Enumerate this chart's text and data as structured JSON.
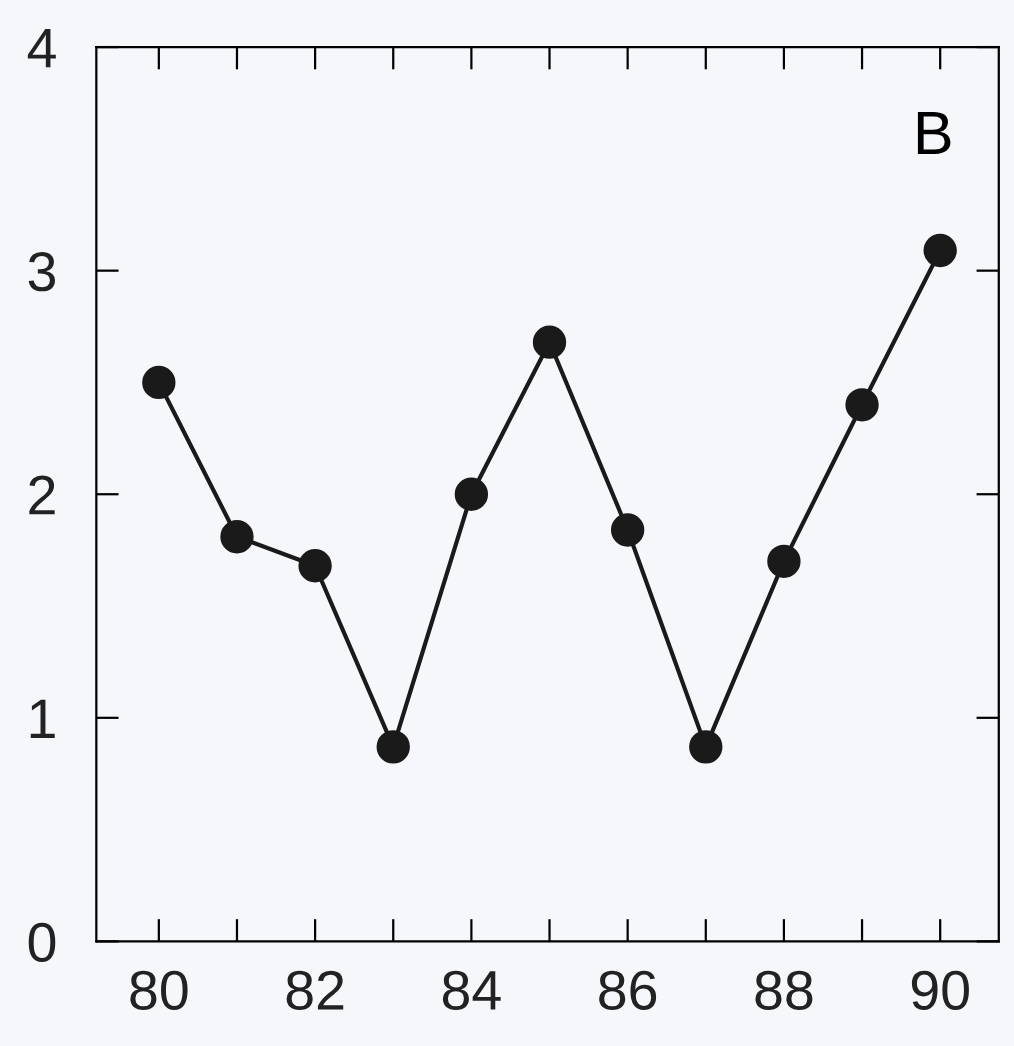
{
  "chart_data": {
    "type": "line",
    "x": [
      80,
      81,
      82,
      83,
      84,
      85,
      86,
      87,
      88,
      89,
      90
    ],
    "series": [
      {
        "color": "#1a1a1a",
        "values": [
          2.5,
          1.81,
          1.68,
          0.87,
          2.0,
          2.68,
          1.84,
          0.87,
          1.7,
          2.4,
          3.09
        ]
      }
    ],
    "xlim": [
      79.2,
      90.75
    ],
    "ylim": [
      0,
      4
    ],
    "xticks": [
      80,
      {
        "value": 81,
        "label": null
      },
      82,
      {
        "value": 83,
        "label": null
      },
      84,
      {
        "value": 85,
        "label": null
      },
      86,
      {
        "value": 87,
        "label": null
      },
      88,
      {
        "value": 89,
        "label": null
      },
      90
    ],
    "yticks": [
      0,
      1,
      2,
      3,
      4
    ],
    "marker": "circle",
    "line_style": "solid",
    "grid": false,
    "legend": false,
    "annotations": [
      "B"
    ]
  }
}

----

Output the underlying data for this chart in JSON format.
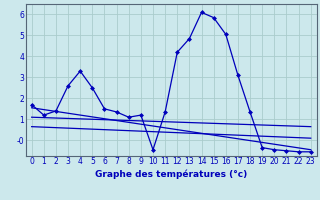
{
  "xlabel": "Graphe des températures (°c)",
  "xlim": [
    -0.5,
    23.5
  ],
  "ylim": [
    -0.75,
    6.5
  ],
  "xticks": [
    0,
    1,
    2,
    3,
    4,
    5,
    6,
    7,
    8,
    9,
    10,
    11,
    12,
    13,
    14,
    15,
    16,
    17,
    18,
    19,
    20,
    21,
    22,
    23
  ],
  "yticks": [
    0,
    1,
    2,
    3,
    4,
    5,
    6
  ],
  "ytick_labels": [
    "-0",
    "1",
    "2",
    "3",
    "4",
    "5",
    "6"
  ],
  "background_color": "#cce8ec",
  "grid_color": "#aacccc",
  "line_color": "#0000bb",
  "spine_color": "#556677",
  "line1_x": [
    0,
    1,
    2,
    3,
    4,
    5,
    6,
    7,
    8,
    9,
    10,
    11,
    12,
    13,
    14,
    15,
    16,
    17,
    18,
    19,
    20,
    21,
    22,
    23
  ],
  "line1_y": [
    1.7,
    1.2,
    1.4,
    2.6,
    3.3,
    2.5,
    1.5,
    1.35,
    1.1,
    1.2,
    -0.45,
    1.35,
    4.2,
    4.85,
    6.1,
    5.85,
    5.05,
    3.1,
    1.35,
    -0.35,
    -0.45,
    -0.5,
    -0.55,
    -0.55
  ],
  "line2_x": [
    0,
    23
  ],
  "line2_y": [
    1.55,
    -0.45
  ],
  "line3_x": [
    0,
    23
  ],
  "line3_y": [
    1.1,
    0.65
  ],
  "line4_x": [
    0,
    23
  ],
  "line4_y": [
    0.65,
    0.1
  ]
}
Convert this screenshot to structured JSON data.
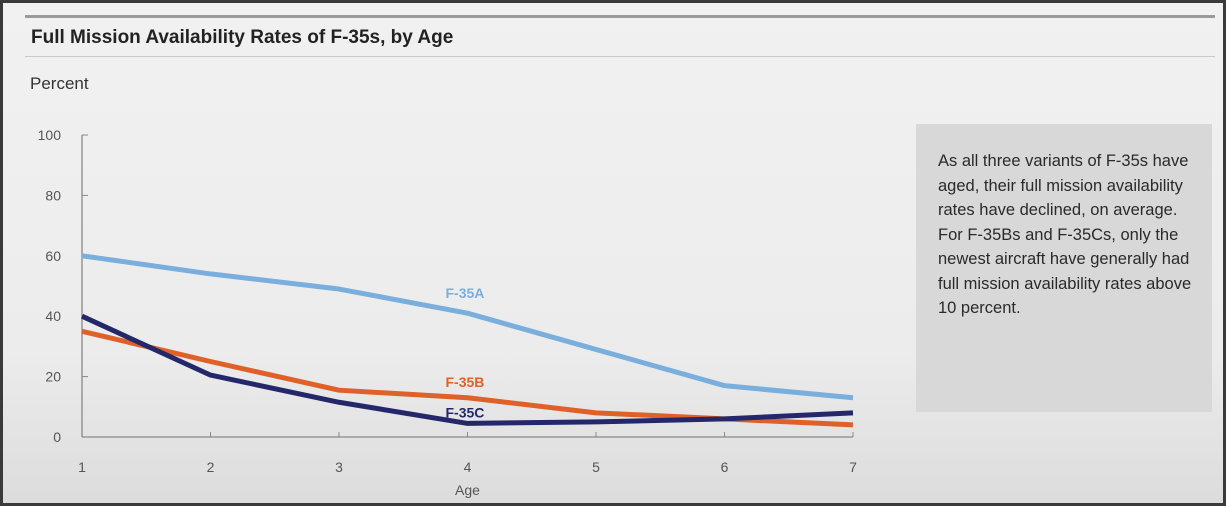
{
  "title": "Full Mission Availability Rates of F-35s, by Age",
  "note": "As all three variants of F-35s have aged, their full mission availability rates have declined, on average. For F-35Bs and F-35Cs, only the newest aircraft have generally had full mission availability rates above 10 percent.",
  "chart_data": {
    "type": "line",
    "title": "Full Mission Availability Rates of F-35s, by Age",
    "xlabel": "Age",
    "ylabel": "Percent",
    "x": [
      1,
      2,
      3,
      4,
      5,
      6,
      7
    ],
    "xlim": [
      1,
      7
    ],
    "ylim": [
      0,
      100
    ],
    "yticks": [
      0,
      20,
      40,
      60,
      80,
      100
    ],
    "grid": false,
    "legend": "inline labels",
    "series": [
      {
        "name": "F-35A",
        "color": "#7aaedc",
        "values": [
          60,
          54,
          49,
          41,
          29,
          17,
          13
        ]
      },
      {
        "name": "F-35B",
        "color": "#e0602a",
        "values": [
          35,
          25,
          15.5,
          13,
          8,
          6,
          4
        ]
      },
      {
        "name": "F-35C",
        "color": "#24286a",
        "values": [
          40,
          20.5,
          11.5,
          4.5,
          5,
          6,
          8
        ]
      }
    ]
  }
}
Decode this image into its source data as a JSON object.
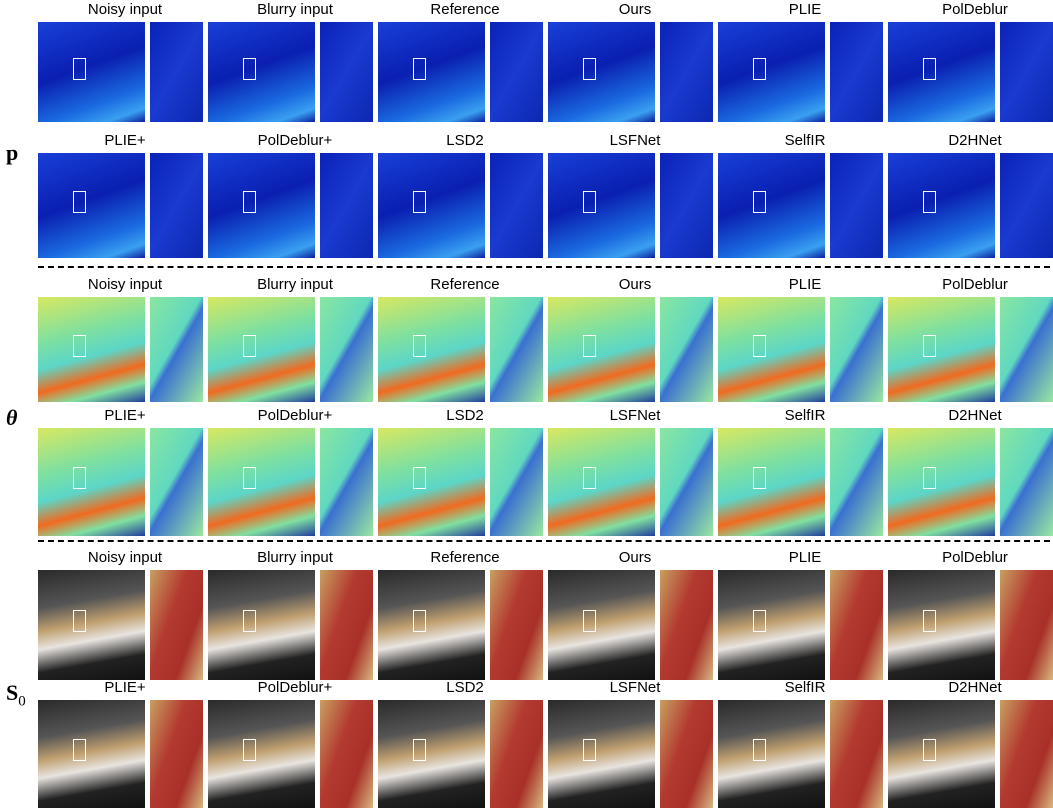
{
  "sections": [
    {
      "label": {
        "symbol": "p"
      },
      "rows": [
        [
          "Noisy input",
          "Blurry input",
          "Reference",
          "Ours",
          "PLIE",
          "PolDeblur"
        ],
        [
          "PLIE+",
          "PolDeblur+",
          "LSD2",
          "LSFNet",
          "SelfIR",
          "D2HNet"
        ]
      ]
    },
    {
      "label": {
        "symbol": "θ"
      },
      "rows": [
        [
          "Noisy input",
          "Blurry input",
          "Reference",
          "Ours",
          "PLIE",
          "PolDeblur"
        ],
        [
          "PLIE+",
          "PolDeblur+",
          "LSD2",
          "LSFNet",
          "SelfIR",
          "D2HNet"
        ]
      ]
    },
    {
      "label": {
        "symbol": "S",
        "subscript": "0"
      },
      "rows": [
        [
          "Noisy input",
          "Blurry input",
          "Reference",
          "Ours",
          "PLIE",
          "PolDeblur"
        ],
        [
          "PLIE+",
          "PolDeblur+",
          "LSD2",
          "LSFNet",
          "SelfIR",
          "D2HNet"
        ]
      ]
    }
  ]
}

----

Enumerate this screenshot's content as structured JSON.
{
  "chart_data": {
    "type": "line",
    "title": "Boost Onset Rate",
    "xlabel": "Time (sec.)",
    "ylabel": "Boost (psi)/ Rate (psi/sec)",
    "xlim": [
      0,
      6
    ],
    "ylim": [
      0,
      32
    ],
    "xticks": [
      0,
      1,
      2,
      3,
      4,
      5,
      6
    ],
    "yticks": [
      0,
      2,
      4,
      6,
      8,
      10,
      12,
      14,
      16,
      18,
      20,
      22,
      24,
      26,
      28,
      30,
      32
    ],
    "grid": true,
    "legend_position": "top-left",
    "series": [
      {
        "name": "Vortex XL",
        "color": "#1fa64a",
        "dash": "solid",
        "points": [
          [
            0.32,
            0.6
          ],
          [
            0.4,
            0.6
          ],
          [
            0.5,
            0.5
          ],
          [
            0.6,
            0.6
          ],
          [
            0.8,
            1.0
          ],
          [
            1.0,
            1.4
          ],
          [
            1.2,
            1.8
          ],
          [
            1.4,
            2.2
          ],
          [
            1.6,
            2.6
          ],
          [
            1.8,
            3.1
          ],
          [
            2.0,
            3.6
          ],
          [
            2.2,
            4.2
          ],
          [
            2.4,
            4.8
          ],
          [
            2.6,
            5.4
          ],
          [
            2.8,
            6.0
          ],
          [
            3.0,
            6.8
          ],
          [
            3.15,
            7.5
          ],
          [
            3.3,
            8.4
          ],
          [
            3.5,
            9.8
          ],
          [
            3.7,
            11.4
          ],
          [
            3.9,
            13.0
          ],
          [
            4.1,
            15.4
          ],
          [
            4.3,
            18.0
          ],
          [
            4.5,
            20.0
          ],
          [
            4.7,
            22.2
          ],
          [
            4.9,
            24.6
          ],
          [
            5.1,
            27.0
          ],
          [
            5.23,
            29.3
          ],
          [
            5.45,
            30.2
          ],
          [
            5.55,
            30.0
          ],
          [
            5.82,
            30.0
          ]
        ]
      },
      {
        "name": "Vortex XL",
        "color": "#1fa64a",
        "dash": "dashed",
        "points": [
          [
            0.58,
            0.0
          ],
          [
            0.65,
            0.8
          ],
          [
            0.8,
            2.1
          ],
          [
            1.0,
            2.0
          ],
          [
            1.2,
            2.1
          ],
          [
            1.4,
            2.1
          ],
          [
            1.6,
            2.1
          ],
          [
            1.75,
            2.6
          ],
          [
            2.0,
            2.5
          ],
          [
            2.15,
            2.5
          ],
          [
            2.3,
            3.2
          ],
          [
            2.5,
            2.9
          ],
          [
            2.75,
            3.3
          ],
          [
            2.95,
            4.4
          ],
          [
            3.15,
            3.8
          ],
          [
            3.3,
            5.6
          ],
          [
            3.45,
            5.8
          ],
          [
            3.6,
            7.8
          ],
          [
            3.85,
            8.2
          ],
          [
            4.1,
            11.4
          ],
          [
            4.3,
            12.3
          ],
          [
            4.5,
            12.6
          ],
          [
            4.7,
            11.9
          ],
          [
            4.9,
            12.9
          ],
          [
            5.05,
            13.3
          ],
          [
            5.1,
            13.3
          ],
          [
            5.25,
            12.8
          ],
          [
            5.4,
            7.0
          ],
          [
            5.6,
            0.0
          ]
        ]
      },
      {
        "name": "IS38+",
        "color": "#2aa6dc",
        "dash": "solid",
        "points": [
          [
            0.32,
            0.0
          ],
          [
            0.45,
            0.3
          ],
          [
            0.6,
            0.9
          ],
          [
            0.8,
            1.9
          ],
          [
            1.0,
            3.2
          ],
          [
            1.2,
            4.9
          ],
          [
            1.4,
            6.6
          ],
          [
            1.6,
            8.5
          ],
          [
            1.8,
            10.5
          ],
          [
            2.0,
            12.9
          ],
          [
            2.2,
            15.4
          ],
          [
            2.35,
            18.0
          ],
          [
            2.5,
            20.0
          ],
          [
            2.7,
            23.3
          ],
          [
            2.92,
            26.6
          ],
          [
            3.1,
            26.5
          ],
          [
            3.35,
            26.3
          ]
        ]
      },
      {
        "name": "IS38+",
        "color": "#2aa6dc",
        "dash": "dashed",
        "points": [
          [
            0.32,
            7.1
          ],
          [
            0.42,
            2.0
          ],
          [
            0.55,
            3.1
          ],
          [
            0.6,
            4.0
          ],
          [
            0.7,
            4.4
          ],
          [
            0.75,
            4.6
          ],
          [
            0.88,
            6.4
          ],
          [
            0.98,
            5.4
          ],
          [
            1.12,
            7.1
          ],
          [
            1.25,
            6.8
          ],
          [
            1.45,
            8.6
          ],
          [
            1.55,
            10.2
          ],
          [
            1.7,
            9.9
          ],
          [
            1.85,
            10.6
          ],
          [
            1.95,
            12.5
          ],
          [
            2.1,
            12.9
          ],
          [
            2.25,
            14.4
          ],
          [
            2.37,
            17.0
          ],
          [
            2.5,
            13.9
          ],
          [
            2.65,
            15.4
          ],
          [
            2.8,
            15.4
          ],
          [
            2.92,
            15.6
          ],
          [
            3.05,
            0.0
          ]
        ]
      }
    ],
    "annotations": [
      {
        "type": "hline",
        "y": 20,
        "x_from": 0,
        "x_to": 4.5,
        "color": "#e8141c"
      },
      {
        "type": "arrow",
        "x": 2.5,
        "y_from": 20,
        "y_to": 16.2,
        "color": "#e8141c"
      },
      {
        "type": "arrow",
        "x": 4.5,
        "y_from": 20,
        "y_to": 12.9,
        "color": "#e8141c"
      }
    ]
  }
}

----

§ Description of the task: Check each line above for "JSON" and return the ones that have it.

§ Solution below:
Enumerate this chart's text and data as structured JSON.
Output the underlying data for this chart in JSON format.
Convert this screenshot to structured JSON data.
Decode this image into its source data as a JSON object.
Enumerate this screenshot's content as structured JSON.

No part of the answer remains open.